**Извлечённый текст**:
══════════════════════════════
Дед ее был директором типографии Академии наук, из простых печатников вырос в большого начальника, очень по тем временам храброго. Дал, в частности, работу Дмитрию Лихачеву, которого после Соловецких лагерей никто никуда не брал. На самого деда был донос, но он умер за день до того, как за ним пришли. Кстати, тут своя история: его очень любил Николай Вавилов, впоследствии репрессированный. Дед отказывался ехать в больницу. Вавилов, не слушая возражений, на руках снес его по лестнице и отвез на своей машине в больницу Академии наук. А этого потрясения – переезда в чуждую, казенную, хоть и элитную обстановку – дед Слепаковой не выдержал. Выходит, Вавилов его спас.
Отец был советский служащий, прошел всю войну, был контужен на фронте. Пятилетнюю Слепакову с матерью и бабушкой эвакуировали зимой сорок первого года по только что открывшейся Дороге жизни. У нее было удостоверение блокадницы, она по нему бесплатно проходила в метро – хотя, если были деньги, предпочитала такси. Но когда денег не было, она ступала на эскалатор со скромным достоинством и вообще очень органично выглядела в очереди, в давке, в толпе.
Удивительно, что из довольно гадкого утенка, каким она поначалу была в школе, образовался редкостный по красоте и обаянию лебедь – хотя признанной красавицей делала ее не столько внешность, сколько солнечное обаяние, жар, золотое свечение. Но и внешностью Бог ее не обидел – я знал уже немолодую Слепакову, за пятьдесят, но и тогда в нее можно было влюбиться. Хорошего роста, с прекрасными соломенными волосами (после сорока она всегда их коротко стригла), с большими и острыми серо-голубыми глазами. Кстати, «острый» – вообще ключевое слово, если говорить об ее облике: острый почерк, острый глаз, острый нос – всё это в странно-гармоничном сочетании с полнотой, щедростью, обильностью… В ней вообще был этот не мной замеченный сплав «декадентского излома» и истинно советской основательности, укорененности: русский серебряный век, пропущенный через советское горнило, поэт, закаленный очередями, пытками быта, покупкой скороходовской обуви и ленодеждовских пальто. Да и корни ее были с одной стороны еврейские, с другой – русские, питерские, мещанские. Эта двойственность, балансирование на грани и позволяли ей видеть вещь с двух точек, понимать и обнимать всё. Она умела быть гранд-дамой (и отпугивала этим питерским холодом неприятных ей людей), умела быть и абсолютной крестьянкой, а то и коммунальной жительницей. В конце концов, в коммуналке она прожила почти до сорока.
══════════════════════════════
**Фрагменты листинга**:
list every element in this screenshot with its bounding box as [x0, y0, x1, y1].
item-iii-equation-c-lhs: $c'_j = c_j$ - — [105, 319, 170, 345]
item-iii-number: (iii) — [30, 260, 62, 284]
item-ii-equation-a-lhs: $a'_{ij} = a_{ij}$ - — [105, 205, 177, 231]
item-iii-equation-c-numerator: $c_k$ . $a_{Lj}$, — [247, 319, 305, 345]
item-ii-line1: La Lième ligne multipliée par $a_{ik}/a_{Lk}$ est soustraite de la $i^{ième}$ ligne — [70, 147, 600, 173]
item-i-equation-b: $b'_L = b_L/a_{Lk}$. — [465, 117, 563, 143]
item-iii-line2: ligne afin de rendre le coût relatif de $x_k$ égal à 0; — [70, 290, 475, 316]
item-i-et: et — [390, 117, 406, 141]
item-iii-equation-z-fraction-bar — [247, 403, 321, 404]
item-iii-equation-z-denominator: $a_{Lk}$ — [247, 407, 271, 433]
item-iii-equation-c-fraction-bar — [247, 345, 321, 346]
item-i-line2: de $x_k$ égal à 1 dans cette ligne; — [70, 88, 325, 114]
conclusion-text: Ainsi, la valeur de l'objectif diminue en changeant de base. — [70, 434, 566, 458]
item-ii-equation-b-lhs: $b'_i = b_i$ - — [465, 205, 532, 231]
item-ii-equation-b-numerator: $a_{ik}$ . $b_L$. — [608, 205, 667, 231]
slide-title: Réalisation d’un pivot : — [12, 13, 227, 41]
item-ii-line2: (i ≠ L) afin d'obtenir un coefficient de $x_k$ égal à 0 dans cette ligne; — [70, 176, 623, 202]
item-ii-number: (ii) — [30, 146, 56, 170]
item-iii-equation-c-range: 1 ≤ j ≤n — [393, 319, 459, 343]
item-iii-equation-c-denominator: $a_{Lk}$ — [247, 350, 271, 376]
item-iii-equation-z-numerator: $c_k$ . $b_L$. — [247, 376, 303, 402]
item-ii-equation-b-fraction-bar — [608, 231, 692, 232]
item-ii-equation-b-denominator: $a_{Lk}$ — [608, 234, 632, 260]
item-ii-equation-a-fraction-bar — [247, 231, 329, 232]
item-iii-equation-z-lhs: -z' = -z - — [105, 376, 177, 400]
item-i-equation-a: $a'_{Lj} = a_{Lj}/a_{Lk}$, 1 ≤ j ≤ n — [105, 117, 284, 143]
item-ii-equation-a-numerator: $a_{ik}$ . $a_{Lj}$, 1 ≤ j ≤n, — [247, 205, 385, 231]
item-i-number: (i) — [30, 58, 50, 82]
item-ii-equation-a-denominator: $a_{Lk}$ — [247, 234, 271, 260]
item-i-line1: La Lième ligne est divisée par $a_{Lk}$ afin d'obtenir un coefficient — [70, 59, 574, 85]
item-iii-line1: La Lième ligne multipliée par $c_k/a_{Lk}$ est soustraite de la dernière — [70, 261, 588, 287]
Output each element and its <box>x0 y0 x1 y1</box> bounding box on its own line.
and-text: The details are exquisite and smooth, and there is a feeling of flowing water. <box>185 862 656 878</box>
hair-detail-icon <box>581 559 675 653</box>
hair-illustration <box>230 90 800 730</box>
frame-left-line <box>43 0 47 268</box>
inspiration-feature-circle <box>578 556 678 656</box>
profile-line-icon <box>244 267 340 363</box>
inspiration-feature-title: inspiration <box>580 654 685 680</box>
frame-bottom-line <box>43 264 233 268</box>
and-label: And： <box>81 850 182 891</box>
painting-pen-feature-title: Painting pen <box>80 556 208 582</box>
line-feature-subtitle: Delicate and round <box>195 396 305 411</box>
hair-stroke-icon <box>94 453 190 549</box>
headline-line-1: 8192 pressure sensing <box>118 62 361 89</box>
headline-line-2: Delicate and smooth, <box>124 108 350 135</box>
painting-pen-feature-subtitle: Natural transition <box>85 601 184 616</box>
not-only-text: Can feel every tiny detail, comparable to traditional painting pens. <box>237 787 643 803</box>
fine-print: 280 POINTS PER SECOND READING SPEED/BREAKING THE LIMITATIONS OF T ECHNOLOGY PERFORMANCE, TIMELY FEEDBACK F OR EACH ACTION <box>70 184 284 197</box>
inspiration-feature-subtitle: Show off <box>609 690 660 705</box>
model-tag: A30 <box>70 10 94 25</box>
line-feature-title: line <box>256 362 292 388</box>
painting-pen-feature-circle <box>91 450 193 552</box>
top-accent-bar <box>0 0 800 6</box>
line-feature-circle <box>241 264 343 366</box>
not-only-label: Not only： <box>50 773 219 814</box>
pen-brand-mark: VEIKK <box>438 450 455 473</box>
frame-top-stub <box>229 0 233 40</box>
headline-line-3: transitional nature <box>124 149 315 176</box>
══════════════════════════════
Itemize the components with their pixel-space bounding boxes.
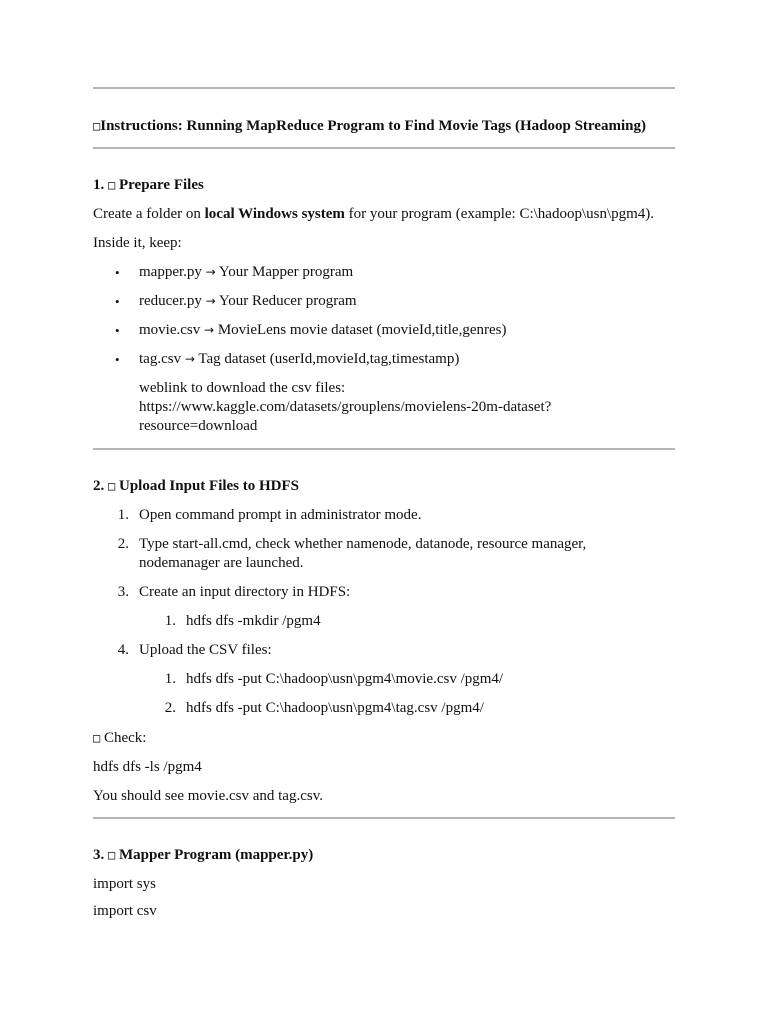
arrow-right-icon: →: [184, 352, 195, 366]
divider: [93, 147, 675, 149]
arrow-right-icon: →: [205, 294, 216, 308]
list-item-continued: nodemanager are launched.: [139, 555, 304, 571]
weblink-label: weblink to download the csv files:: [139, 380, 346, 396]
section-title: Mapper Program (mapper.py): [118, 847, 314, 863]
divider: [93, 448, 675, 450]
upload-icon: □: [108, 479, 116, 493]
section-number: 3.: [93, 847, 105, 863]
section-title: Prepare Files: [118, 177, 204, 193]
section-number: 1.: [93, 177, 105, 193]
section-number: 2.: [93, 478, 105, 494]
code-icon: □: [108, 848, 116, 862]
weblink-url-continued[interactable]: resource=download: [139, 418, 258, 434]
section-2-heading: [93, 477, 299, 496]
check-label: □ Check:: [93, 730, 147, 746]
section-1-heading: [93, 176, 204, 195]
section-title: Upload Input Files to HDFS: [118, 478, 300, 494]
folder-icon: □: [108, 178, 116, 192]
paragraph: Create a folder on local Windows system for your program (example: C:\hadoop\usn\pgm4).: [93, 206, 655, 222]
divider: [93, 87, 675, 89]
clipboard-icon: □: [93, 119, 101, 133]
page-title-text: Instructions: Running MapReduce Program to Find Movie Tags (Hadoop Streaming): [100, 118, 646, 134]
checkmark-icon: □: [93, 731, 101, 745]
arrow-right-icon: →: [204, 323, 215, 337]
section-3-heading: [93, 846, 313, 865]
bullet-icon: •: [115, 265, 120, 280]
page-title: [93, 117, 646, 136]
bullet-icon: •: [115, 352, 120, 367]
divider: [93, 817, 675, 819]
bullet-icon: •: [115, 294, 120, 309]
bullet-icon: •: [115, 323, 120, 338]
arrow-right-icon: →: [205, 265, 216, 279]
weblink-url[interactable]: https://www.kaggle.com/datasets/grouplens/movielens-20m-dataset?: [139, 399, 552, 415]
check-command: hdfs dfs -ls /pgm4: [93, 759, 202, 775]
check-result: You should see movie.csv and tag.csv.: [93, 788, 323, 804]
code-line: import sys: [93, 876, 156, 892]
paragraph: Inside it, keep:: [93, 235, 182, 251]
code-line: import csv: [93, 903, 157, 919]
══════════════════════════════
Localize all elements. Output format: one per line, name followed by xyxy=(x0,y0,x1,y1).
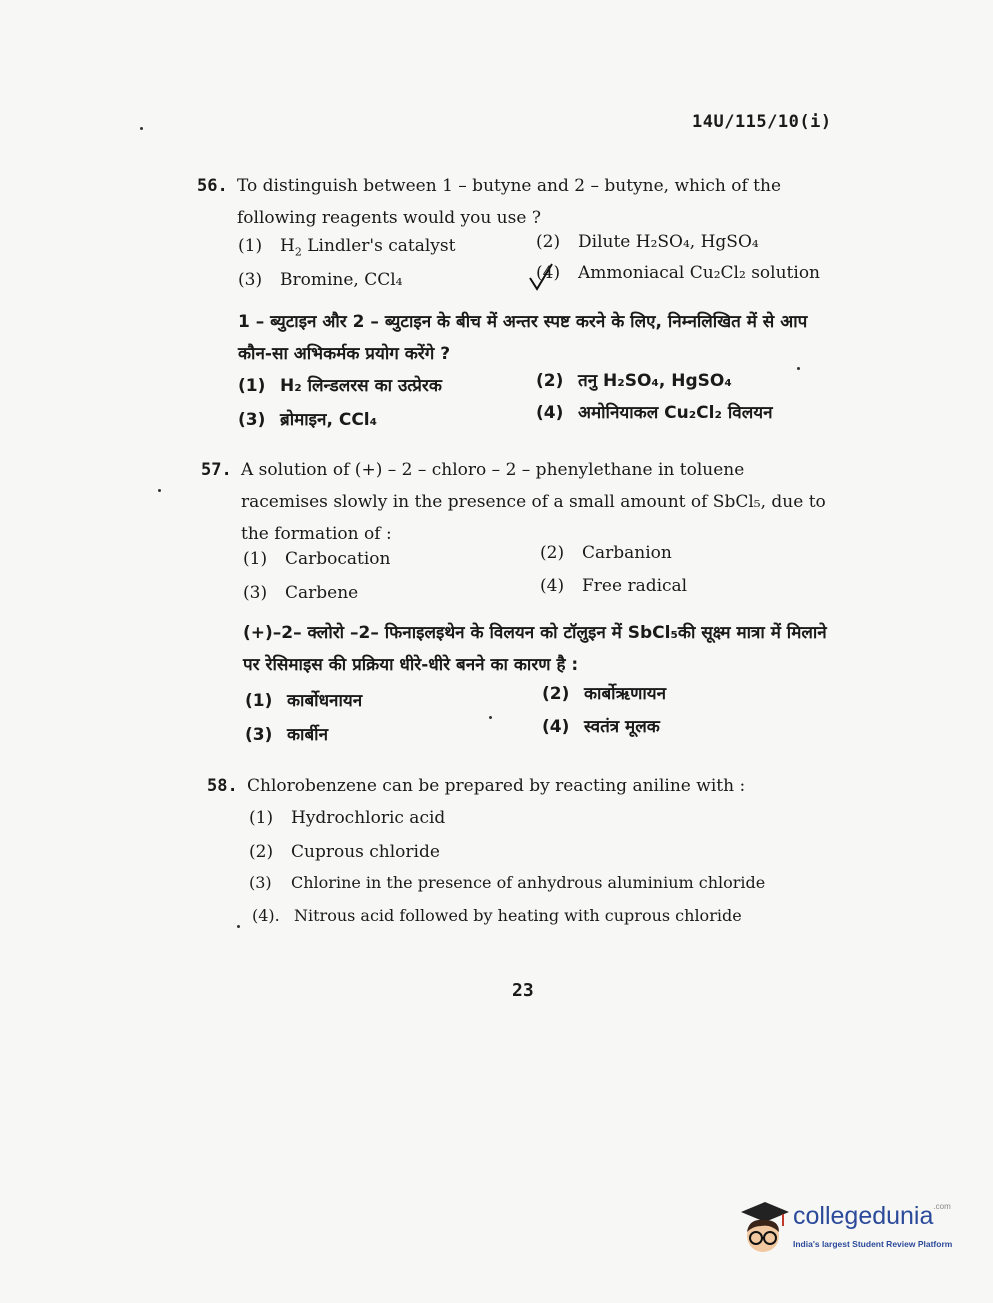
══════════════════════════════
**Цель задания**: Пожалуйста, повторите дословно отрывок из текста о Слепаковой, начиная со слов «Дед ее был директором» и вплоть до слов «Вавилов его спас.».

**Результат**:
Дед ее был директором типографии Академии наук, из простых печатников вырос в большого начальника, очень по тем временам храброго. Дал, в частности, работу Дмитрию Лихачеву, которого после Соловецких лагерей никто никуда не брал. На самого деда был донос, но он умер за день до того, как за ним пришли. Кстати, тут своя история: его очень любил Николай Вавилов, впоследствии репрессированный. Дед отказывался ехать в больницу. Вавилов, не слушая возражений, на руках снес его по лестнице и отвез на своей машине в больницу Академии наук. А этого потрясения – переезда в чуждую, казенную, хоть и элитную обстановку – дед Слепаковой не выдержал. Выходит, Вавилов его спас.